== Aim ==
In the copy, include every entry exactly but none of the pictures.
Dataset extract start
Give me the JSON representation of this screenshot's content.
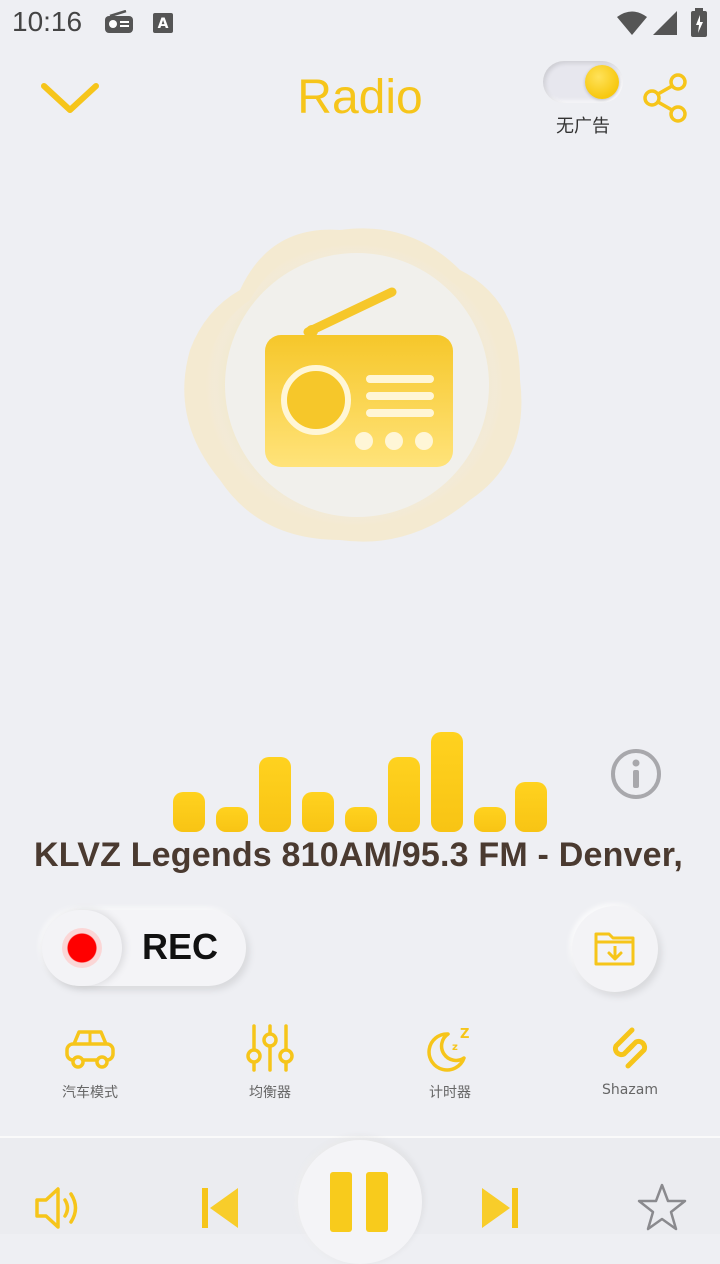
{
  "status_bar": {
    "time": "10:16",
    "icons": [
      "radio-notification-icon",
      "a-notification-icon",
      "wifi-icon",
      "signal-icon",
      "battery-icon"
    ]
  },
  "header": {
    "title": "Radio",
    "adfree_label": "无广告",
    "adfree_enabled": true,
    "icons": [
      "chevron-down-icon",
      "share-icon"
    ]
  },
  "player": {
    "station_name": "KLVZ Legends 810AM/95.3 FM - Denver,",
    "rec_label": "REC",
    "state": "playing"
  },
  "features": [
    {
      "label": "汽车模式",
      "icon": "car-icon"
    },
    {
      "label": "均衡器",
      "icon": "equalizer-icon"
    },
    {
      "label": "计时器",
      "icon": "sleep-timer-icon"
    },
    {
      "label": "Shazam",
      "icon": "shazam-icon"
    }
  ],
  "controls": [
    "volume-icon",
    "previous-icon",
    "pause-icon",
    "next-icon",
    "star-icon"
  ],
  "colors": {
    "accent": "#f6c51a",
    "background": "#eeeff3",
    "station_text": "#4a3a30",
    "record_red": "#ff0000"
  }
}
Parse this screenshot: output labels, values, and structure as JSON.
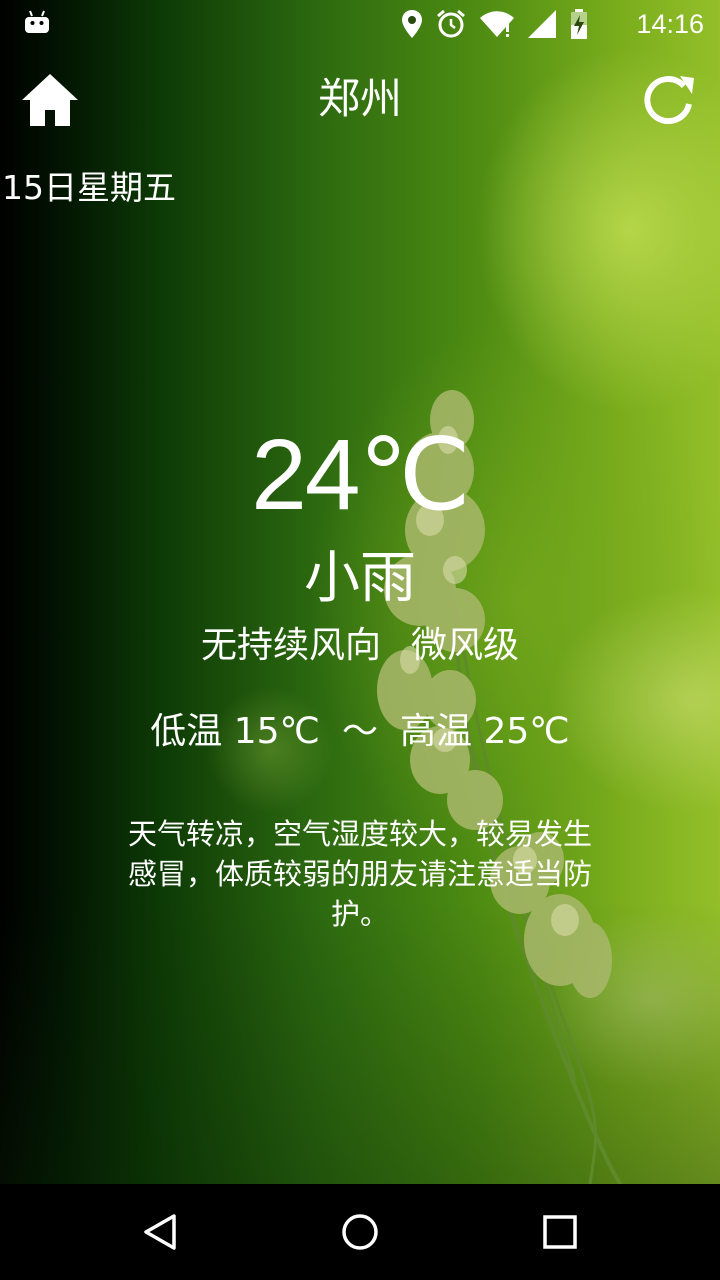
{
  "status_bar": {
    "time": "14:16",
    "icons": [
      "android-icon",
      "location-icon",
      "alarm-icon",
      "wifi-icon",
      "signal-icon",
      "battery-charging-icon"
    ]
  },
  "toolbar": {
    "city": "郑州",
    "home_icon": "home-icon",
    "refresh_icon": "refresh-icon"
  },
  "date": "15日星期五",
  "weather": {
    "temperature": "24℃",
    "condition": "小雨",
    "wind_direction": "无持续风向",
    "wind_level": "微风级",
    "low": "低温 15℃",
    "separator": "～",
    "high": "高温 25℃",
    "tip": "天气转凉，空气湿度较大，较易发生感冒，体质较弱的朋友请注意适当防护。"
  },
  "nav_bar": {
    "icons": [
      "back-icon",
      "home-circle-icon",
      "recents-icon"
    ]
  }
}
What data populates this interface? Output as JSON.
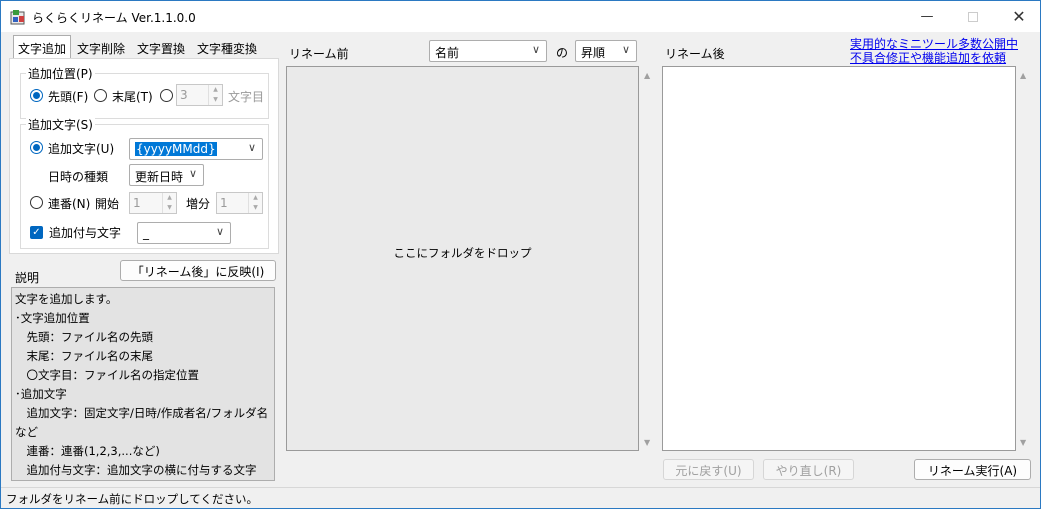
{
  "window": {
    "title": "らくらくリネーム Ver.1.1.0.0"
  },
  "tabs": [
    "文字追加",
    "文字削除",
    "文字置換",
    "文字種変換"
  ],
  "add_position": {
    "group_label": "追加位置(P)",
    "options": [
      "先頭(F)",
      "末尾(T)"
    ],
    "position_value": "3",
    "position_unit": "文字目"
  },
  "add_text": {
    "group_label": "追加文字(S)",
    "text_option_label": "追加文字(U)",
    "text_value": "{yyyyMMdd}",
    "datetime_kind_label": "日時の種類",
    "datetime_kind_value": "更新日時",
    "serial_label": "連番(N)",
    "start_label": "開始",
    "start_value": "1",
    "increment_label": "増分",
    "increment_value": "1",
    "separator_label": "追加付与文字",
    "separator_value": "_"
  },
  "reflect_button": "「リネーム後」に反映(I)",
  "description": {
    "title": "説明",
    "lines": [
      "文字を追加します。",
      "･文字追加位置",
      "　先頭：ファイル名の先頭",
      "　末尾：ファイル名の末尾",
      "　〇文字目：ファイル名の指定位置",
      "･追加文字",
      "　追加文字：固定文字/日時/作成者名/フォルダ名",
      "など",
      "　連番：連番(1,2,3,...など)",
      "　追加付与文字：追加文字の横に付与する文字"
    ]
  },
  "before": {
    "label": "リネーム前",
    "sort_key": "名前",
    "sort_joiner": "の",
    "sort_order": "昇順",
    "drop_hint": "ここにフォルダをドロップ"
  },
  "after": {
    "label": "リネーム後"
  },
  "links": [
    "実用的なミニツール多数公開中",
    "不具合修正や機能追加を依頼"
  ],
  "actions": {
    "undo": "元に戻す(U)",
    "redo": "やり直し(R)",
    "execute": "リネーム実行(A)"
  },
  "status": "フォルダをリネーム前にドロップしてください。"
}
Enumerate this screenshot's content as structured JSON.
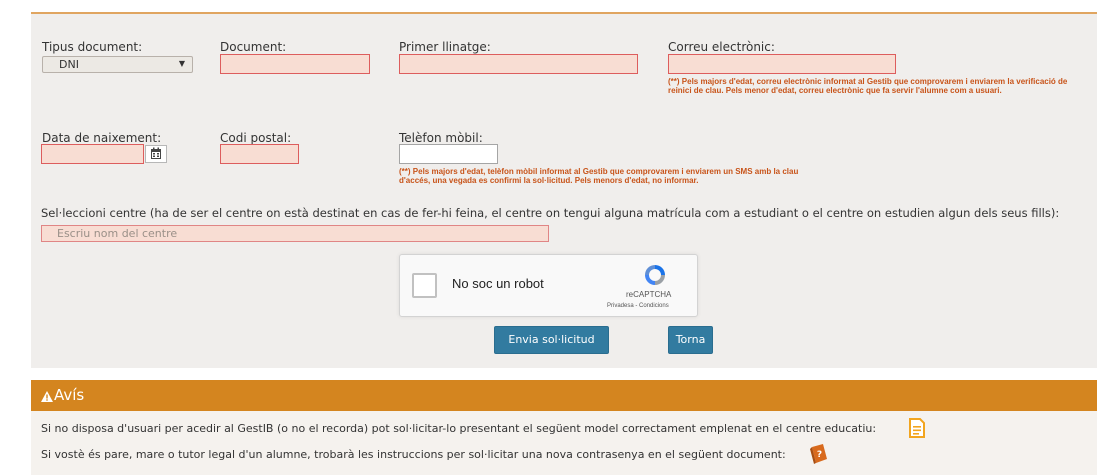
{
  "form": {
    "tipus_document": {
      "label": "Tipus document:",
      "value": "DNI"
    },
    "document": {
      "label": "Document:",
      "value": ""
    },
    "primer_llinatge": {
      "label": "Primer llinatge:",
      "value": ""
    },
    "correu": {
      "label": "Correu electrònic:",
      "value": "",
      "note": "(**) Pels majors d'edat, correu electrònic informat al Gestib que comprovarem i enviarem la verificació de reinici de clau. Pels menor d'edat, correu electrònic que fa servir l'alumne com a usuari."
    },
    "data_naixement": {
      "label": "Data de naixement:",
      "value": ""
    },
    "codi_postal": {
      "label": "Codi postal:",
      "value": ""
    },
    "telefon": {
      "label": "Telèfon mòbil:",
      "value": "",
      "note": "(**) Pels majors d'edat, telèfon mòbil informat al Gestib que comprovarem i enviarem un SMS amb la clau d'accés, una vegada es confirmi la sol·licitud. Pels menors d'edat, no informar."
    },
    "centre": {
      "label": "Sel·leccioni centre (ha de ser el centre on està destinat en cas de fer-hi feina, el centre on tengui alguna matrícula com a estudiant o el centre on estudien algun dels seus fills):",
      "placeholder": "Escriu nom del centre"
    }
  },
  "captcha": {
    "label": "No soc un robot",
    "brand": "reCAPTCHA",
    "links": "Privadesa - Condicions"
  },
  "buttons": {
    "submit": "Envia sol·licitud",
    "back": "Torna"
  },
  "avis": {
    "title": "Avís",
    "line1": "Si no disposa d'usuari per acedir al GestIB (o no el recorda) pot sol·licitar-lo presentant el següent model correctament emplenat en el centre educatiu:",
    "line2": "Si vostè és pare, mare o tutor legal d'un alumne, trobarà les instruccions per sol·licitar una nova contrasenya en el següent document:"
  },
  "icons": {
    "calendar": "calendar-icon",
    "warning": "warning-icon",
    "document": "document-icon",
    "help_book": "help-book-icon"
  },
  "colors": {
    "panel_bg": "#f0eeec",
    "required_field_bg": "#f8ddd3",
    "required_field_border": "#dd5d5d",
    "note_text": "#c8541a",
    "button": "#327ba0",
    "warning_header": "#d4851f"
  }
}
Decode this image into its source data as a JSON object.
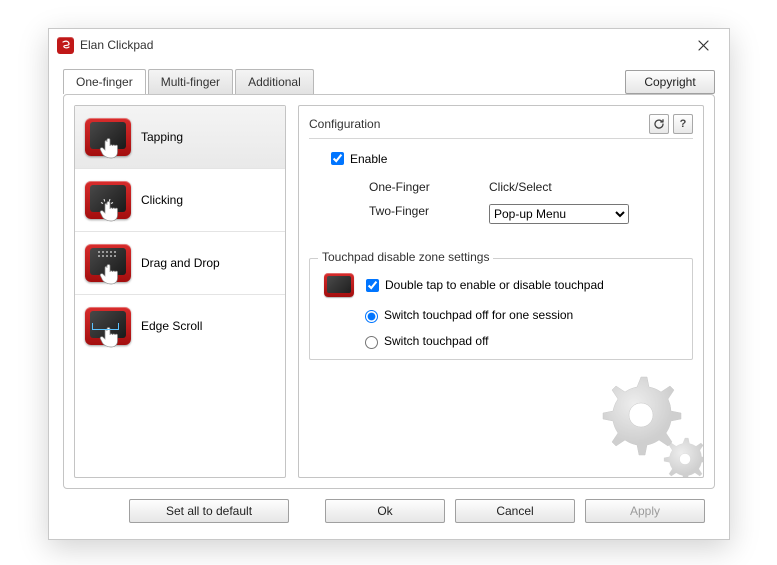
Dataset extract end
== Result ==
Give me the JSON representation of this screenshot's content.
{
  "status_bar": {
    "time": "10:16",
    "icons": [
      "radio-notification-icon",
      "a-notification-icon",
      "wifi-icon",
      "signal-icon",
      "battery-icon"
    ]
  },
  "header": {
    "title": "Radio",
    "adfree_label": "无广告",
    "adfree_enabled": true,
    "icons": [
      "chevron-down-icon",
      "share-icon"
    ]
  },
  "player": {
    "station_name": "KLVZ Legends 810AM/95.3 FM - Denver,",
    "rec_label": "REC",
    "state": "playing"
  },
  "features": [
    {
      "label": "汽车模式",
      "icon": "car-icon"
    },
    {
      "label": "均衡器",
      "icon": "equalizer-icon"
    },
    {
      "label": "计时器",
      "icon": "sleep-timer-icon"
    },
    {
      "label": "Shazam",
      "icon": "shazam-icon"
    }
  ],
  "controls": [
    "volume-icon",
    "previous-icon",
    "pause-icon",
    "next-icon",
    "star-icon"
  ],
  "colors": {
    "accent": "#f6c51a",
    "background": "#eeeff3",
    "station_text": "#4a3a30",
    "record_red": "#ff0000"
  }
}
Parse this screenshot: output labels, values, and structure as JSON.
{
  "status_bar": {
    "time": "14:16",
    "icons": [
      "android-icon",
      "location-icon",
      "alarm-icon",
      "wifi-icon",
      "signal-icon",
      "battery-charging-icon"
    ]
  },
  "toolbar": {
    "city": "郑州",
    "home_icon": "home-icon",
    "refresh_icon": "refresh-icon"
  },
  "date": "15日星期五",
  "weather": {
    "temperature": "24℃",
    "condition": "小雨",
    "wind_direction": "无持续风向",
    "wind_level": "微风级",
    "low": "低温 15℃",
    "separator": "～",
    "high": "高温 25℃",
    "tip": "天气转凉，空气湿度较大，较易发生感冒，体质较弱的朋友请注意适当防护。"
  },
  "nav_bar": {
    "icons": [
      "back-icon",
      "home-circle-icon",
      "recents-icon"
    ]
  }
}
What data populates this interface? Output as JSON.
{
  "window": {
    "title": "らくらくリネーム Ver.1.1.0.0"
  },
  "tabs": [
    "文字追加",
    "文字削除",
    "文字置換",
    "文字種変換"
  ],
  "add_position": {
    "group_label": "追加位置(P)",
    "options": [
      "先頭(F)",
      "末尾(T)"
    ],
    "position_value": "3",
    "position_unit": "文字目"
  },
  "add_text": {
    "group_label": "追加文字(S)",
    "text_option_label": "追加文字(U)",
    "text_value": "{yyyyMMdd}",
    "datetime_kind_label": "日時の種類",
    "datetime_kind_value": "更新日時",
    "serial_label": "連番(N)",
    "start_label": "開始",
    "start_value": "1",
    "increment_label": "増分",
    "increment_value": "1",
    "separator_label": "追加付与文字",
    "separator_value": "_"
  },
  "reflect_button": "「リネーム後」に反映(I)",
  "description": {
    "title": "説明",
    "lines": [
      "文字を追加します。",
      "･文字追加位置",
      "　先頭：ファイル名の先頭",
      "　末尾：ファイル名の末尾",
      "　〇文字目：ファイル名の指定位置",
      "･追加文字",
      "　追加文字：固定文字/日時/作成者名/フォルダ名",
      "など",
      "　連番：連番(1,2,3,...など)",
      "　追加付与文字：追加文字の横に付与する文字"
    ]
  },
  "before": {
    "label": "リネーム前",
    "sort_key": "名前",
    "sort_joiner": "の",
    "sort_order": "昇順",
    "drop_hint": "ここにフォルダをドロップ"
  },
  "after": {
    "label": "リネーム後"
  },
  "links": [
    "実用的なミニツール多数公開中",
    "不具合修正や機能追加を依頼"
  ],
  "actions": {
    "undo": "元に戻す(U)",
    "redo": "やり直し(R)",
    "execute": "リネーム実行(A)"
  },
  "status": "フォルダをリネーム前にドロップしてください。"
}
Enumerate this screenshot's content as structured JSON.
{
  "form": {
    "tipus_document": {
      "label": "Tipus document:",
      "value": "DNI"
    },
    "document": {
      "label": "Document:",
      "value": ""
    },
    "primer_llinatge": {
      "label": "Primer llinatge:",
      "value": ""
    },
    "correu": {
      "label": "Correu electrònic:",
      "value": "",
      "note": "(**) Pels majors d'edat, correu electrònic informat al Gestib que comprovarem i enviarem la verificació de reinici de clau. Pels menor d'edat, correu electrònic que fa servir l'alumne com a usuari."
    },
    "data_naixement": {
      "label": "Data de naixement:",
      "value": ""
    },
    "codi_postal": {
      "label": "Codi postal:",
      "value": ""
    },
    "telefon": {
      "label": "Telèfon mòbil:",
      "value": "",
      "note": "(**) Pels majors d'edat, telèfon mòbil informat al Gestib que comprovarem i enviarem un SMS amb la clau d'accés, una vegada es confirmi la sol·licitud. Pels menors d'edat, no informar."
    },
    "centre": {
      "label": "Sel·leccioni centre (ha de ser el centre on està destinat en cas de fer-hi feina, el centre on tengui alguna matrícula com a estudiant o el centre on estudien algun dels seus fills):",
      "placeholder": "Escriu nom del centre"
    }
  },
  "captcha": {
    "label": "No soc un robot",
    "brand": "reCAPTCHA",
    "links": "Privadesa - Condicions"
  },
  "buttons": {
    "submit": "Envia sol·licitud",
    "back": "Torna"
  },
  "avis": {
    "title": "Avís",
    "line1": "Si no disposa d'usuari per acedir al GestIB (o no el recorda) pot sol·licitar-lo presentant el següent model correctament emplenat en el centre educatiu:",
    "line2": "Si vostè és pare, mare o tutor legal d'un alumne, trobarà les instruccions per sol·licitar una nova contrasenya en el següent document:"
  },
  "icons": {
    "calendar": "calendar-icon",
    "warning": "warning-icon",
    "document": "document-icon",
    "help_book": "help-book-icon"
  },
  "colors": {
    "panel_bg": "#f0eeec",
    "required_field_bg": "#f8ddd3",
    "required_field_border": "#dd5d5d",
    "note_text": "#c8541a",
    "button": "#327ba0",
    "warning_header": "#d4851f"
  }
}
Decode this image into its source data as a JSON object.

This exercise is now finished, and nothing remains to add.